What you need to do: Retype only what runs from the line that contains "Convert this screenshot" through the last line of the listing below, both lines included.

Stored items from a collection
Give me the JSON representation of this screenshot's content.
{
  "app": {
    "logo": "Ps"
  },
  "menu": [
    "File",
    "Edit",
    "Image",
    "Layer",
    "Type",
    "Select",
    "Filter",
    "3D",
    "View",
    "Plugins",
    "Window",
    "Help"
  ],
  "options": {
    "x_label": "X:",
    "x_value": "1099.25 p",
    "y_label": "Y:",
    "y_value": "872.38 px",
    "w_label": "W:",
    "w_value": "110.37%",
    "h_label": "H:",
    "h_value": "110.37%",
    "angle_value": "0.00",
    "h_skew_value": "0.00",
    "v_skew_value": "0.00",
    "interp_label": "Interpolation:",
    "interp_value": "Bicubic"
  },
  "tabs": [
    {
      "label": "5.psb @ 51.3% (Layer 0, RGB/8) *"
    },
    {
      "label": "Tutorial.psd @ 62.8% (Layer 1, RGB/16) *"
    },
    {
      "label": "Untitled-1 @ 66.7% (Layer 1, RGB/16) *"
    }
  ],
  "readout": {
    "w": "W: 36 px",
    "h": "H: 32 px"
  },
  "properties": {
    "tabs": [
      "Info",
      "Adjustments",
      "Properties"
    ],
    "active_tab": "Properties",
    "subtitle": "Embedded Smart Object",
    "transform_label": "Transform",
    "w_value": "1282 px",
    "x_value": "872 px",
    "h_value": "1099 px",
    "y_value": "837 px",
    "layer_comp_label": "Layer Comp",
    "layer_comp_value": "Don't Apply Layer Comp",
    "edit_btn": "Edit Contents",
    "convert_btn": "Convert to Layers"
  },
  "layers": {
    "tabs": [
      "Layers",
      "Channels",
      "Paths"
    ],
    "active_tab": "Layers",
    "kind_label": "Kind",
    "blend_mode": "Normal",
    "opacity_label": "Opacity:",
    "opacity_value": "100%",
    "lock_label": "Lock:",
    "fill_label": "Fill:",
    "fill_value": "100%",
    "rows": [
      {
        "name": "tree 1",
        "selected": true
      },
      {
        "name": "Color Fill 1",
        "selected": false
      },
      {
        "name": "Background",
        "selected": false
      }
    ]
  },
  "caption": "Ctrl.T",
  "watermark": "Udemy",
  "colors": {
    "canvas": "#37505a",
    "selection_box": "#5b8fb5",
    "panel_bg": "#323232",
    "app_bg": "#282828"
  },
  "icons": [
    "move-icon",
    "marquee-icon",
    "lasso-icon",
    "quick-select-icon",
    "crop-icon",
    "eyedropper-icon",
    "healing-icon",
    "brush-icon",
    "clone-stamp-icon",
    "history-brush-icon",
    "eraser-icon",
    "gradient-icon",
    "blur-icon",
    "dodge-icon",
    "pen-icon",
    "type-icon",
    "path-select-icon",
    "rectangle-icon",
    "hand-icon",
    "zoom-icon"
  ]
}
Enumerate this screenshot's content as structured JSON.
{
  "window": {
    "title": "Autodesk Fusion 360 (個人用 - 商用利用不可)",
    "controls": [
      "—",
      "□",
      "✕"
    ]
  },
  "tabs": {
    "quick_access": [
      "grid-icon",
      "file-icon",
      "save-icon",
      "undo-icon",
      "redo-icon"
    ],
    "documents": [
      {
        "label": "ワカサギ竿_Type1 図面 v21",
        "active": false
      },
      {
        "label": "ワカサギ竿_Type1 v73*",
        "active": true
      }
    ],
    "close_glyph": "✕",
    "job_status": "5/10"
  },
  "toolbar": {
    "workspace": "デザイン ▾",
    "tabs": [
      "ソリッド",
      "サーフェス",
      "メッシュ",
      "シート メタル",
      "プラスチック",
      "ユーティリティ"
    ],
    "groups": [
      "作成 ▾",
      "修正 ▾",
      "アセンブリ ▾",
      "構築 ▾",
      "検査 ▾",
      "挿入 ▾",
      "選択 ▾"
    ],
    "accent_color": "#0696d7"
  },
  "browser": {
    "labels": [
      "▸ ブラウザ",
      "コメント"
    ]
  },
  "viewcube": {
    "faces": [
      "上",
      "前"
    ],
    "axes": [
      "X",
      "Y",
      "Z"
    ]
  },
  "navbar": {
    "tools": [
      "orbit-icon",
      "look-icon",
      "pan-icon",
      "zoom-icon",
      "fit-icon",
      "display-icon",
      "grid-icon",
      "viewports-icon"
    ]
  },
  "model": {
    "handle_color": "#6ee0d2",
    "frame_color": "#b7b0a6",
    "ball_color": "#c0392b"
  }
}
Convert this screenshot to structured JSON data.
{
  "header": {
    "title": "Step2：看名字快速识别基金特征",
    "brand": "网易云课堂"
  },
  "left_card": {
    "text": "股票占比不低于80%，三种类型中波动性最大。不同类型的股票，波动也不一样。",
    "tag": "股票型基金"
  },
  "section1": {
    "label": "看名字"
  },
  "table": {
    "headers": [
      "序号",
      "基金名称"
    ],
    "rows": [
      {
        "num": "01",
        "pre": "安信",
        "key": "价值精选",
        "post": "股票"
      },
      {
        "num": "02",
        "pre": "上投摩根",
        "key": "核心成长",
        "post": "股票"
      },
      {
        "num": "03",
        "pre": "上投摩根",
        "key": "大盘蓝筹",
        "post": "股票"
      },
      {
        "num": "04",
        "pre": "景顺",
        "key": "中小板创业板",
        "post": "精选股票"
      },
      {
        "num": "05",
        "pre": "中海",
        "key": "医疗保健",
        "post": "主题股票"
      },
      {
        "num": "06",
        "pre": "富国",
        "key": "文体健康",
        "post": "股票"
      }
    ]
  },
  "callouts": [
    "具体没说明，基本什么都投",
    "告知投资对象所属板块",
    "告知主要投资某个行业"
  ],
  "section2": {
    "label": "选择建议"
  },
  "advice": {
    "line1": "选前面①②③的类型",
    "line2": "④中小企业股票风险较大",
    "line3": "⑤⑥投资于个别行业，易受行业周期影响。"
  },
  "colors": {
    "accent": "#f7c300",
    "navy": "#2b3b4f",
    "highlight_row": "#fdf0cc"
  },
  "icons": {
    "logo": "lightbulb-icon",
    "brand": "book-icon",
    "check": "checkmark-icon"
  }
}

Task answer:
Convert this screenshot to structured JSON data.
{
  "header": {
    "title": "Step2：看名字快速识别基金特征",
    "brand": "网易云课堂"
  },
  "left_card": {
    "text": "股票占比不低于80%，三种类型中波动性最大。不同类型的股票，波动也不一样。",
    "tag": "股票型基金"
  },
  "section1": {
    "label": "看名字"
  },
  "table": {
    "headers": [
      "序号",
      "基金名称"
    ],
    "rows": [
      {
        "num": "01",
        "pre": "安信",
        "key": "价值精选",
        "post": "股票"
      },
      {
        "num": "02",
        "pre": "上投摩根",
        "key": "核心成长",
        "post": "股票"
      },
      {
        "num": "03",
        "pre": "上投摩根",
        "key": "大盘蓝筹",
        "post": "股票"
      },
      {
        "num": "04",
        "pre": "景顺",
        "key": "中小板创业板",
        "post": "精选股票"
      },
      {
        "num": "05",
        "pre": "中海",
        "key": "医疗保健",
        "post": "主题股票"
      },
      {
        "num": "06",
        "pre": "富国",
        "key": "文体健康",
        "post": "股票"
      }
    ]
  },
  "callouts": [
    "具体没说明，基本什么都投",
    "告知投资对象所属板块",
    "告知主要投资某个行业"
  ],
  "section2": {
    "label": "选择建议"
  },
  "advice": {
    "line1": "选前面①②③的类型",
    "line2": "④中小企业股票风险较大",
    "line3": "⑤⑥投资于个别行业，易受行业周期影响。"
  },
  "colors": {
    "accent": "#f7c300",
    "navy": "#2b3b4f",
    "highlight_row": "#fdf0cc"
  },
  "icons": {
    "logo": "lightbulb-icon",
    "brand": "book-icon",
    "check": "checkmark-icon"
  }
}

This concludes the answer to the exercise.